::: Dataset records
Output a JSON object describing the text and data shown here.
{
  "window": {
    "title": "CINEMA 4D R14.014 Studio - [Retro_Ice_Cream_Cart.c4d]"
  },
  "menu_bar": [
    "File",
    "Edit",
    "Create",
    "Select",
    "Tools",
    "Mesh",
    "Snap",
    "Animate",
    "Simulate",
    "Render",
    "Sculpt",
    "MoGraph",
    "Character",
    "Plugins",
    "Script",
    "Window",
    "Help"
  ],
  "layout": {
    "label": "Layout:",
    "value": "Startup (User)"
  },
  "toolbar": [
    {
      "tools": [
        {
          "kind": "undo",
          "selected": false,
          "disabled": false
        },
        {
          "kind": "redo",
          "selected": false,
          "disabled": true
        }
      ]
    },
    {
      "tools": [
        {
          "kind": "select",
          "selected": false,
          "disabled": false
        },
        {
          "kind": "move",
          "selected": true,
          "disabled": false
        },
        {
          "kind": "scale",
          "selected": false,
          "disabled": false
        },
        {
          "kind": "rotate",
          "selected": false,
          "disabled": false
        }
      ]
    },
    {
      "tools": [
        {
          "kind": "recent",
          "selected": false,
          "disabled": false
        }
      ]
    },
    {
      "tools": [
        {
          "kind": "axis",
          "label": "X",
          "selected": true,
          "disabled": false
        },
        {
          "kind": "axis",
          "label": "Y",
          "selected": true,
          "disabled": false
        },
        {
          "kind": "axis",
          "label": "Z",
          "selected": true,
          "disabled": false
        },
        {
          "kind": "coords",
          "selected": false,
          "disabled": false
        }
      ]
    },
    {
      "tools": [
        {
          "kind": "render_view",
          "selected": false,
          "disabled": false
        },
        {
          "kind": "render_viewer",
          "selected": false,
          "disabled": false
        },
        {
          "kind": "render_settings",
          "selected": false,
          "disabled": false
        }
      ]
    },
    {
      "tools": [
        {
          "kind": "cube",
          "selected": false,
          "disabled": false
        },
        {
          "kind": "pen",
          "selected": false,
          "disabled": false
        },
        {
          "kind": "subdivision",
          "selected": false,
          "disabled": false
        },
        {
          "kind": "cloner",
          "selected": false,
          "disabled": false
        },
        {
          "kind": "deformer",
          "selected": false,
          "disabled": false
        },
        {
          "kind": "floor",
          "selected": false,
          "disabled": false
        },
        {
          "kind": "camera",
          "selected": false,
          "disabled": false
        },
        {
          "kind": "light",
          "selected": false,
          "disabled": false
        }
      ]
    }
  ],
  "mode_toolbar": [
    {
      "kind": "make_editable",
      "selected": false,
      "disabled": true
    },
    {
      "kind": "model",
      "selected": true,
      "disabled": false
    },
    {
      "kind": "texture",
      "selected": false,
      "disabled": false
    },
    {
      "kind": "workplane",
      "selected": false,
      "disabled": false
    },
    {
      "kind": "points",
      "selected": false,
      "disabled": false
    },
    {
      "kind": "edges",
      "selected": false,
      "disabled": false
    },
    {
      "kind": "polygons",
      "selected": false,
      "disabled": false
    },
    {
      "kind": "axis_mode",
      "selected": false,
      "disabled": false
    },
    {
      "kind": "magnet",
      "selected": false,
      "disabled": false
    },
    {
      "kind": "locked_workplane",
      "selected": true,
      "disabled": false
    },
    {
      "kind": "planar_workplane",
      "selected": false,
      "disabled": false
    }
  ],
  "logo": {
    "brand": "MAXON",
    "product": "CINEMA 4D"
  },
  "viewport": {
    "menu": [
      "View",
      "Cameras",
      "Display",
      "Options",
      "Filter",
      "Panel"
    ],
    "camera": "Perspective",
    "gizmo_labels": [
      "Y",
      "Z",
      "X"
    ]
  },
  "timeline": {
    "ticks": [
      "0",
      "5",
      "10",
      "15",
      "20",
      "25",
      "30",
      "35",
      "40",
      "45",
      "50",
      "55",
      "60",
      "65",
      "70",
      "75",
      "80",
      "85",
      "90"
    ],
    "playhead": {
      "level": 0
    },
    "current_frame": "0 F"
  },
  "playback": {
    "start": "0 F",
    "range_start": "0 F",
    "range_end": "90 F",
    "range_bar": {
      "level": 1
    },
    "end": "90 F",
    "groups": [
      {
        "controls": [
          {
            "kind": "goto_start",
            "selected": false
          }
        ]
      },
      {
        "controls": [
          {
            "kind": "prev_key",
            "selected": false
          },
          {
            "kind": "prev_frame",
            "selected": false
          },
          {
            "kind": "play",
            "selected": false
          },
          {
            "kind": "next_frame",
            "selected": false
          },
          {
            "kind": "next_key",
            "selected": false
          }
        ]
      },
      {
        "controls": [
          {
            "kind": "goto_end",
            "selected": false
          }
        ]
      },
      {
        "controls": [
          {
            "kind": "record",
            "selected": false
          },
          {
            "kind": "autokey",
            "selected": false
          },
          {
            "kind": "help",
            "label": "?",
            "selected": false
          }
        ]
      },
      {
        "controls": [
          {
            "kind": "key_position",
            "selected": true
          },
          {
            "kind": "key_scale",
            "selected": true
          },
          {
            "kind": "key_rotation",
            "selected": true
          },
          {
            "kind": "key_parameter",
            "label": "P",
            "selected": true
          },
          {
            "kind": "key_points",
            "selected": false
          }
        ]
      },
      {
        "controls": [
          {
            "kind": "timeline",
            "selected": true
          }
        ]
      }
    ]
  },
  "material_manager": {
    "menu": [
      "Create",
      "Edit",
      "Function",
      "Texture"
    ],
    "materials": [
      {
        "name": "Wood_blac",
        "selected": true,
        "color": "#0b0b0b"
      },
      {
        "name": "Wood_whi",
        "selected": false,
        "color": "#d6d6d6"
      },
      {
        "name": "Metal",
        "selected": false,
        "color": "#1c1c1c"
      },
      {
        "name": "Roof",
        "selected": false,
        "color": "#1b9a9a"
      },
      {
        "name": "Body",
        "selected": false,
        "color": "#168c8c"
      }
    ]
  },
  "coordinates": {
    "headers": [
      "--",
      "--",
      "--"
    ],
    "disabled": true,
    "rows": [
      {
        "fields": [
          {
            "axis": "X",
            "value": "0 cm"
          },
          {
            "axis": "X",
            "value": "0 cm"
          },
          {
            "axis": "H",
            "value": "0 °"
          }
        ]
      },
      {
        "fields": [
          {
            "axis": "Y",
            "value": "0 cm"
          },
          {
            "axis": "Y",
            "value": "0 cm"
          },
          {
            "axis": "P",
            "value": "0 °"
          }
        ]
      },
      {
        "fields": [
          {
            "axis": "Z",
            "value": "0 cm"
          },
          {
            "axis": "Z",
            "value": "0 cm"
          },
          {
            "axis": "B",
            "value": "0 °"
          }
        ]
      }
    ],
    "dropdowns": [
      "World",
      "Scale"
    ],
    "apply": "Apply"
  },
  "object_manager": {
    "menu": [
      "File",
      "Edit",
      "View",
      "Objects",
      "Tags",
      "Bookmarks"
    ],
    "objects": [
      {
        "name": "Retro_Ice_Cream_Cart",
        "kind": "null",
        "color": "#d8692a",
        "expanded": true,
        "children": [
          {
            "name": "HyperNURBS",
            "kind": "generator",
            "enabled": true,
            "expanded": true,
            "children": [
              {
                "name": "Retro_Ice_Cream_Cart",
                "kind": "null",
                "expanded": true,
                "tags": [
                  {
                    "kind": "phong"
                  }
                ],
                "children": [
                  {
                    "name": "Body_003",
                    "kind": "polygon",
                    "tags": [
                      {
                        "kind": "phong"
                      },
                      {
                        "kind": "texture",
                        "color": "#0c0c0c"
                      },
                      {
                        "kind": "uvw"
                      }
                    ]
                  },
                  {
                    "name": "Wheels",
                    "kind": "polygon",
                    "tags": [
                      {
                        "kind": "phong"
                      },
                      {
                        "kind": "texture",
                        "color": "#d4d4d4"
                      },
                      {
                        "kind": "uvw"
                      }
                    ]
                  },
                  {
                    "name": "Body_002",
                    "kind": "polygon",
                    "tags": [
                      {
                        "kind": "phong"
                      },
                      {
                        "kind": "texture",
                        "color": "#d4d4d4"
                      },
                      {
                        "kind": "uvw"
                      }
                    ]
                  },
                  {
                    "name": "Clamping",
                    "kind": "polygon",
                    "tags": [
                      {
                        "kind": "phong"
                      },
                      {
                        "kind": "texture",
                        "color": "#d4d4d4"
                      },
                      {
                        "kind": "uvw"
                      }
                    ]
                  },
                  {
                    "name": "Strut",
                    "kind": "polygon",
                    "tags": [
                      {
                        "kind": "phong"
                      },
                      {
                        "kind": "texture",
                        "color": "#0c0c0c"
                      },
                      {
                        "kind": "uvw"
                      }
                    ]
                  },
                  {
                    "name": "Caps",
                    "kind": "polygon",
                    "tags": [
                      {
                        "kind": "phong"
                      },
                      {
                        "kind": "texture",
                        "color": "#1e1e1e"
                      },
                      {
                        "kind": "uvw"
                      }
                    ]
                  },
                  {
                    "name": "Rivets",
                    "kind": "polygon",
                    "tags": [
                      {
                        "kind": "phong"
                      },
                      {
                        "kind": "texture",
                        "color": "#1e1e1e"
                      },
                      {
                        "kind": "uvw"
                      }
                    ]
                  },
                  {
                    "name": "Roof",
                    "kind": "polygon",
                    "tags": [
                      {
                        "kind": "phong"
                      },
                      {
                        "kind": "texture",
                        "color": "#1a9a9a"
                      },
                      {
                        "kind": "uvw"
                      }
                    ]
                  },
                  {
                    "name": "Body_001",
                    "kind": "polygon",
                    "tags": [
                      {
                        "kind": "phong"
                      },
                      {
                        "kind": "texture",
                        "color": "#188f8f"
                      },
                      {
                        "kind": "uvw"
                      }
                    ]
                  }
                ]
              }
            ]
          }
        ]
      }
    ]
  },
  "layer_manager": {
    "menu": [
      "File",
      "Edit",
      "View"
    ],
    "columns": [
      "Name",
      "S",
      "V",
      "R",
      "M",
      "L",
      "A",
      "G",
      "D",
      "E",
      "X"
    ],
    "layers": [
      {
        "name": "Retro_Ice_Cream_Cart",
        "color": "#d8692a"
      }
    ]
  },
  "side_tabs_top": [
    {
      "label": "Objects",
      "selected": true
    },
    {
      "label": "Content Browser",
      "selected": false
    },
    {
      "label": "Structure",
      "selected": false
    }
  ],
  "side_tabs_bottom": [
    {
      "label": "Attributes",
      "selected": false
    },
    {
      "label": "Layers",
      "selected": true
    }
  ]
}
::::::
- What you have to do -
Within the listing, how many lines hold the word "CINEMA"? Only the number is to be given.

- Result for this task -
2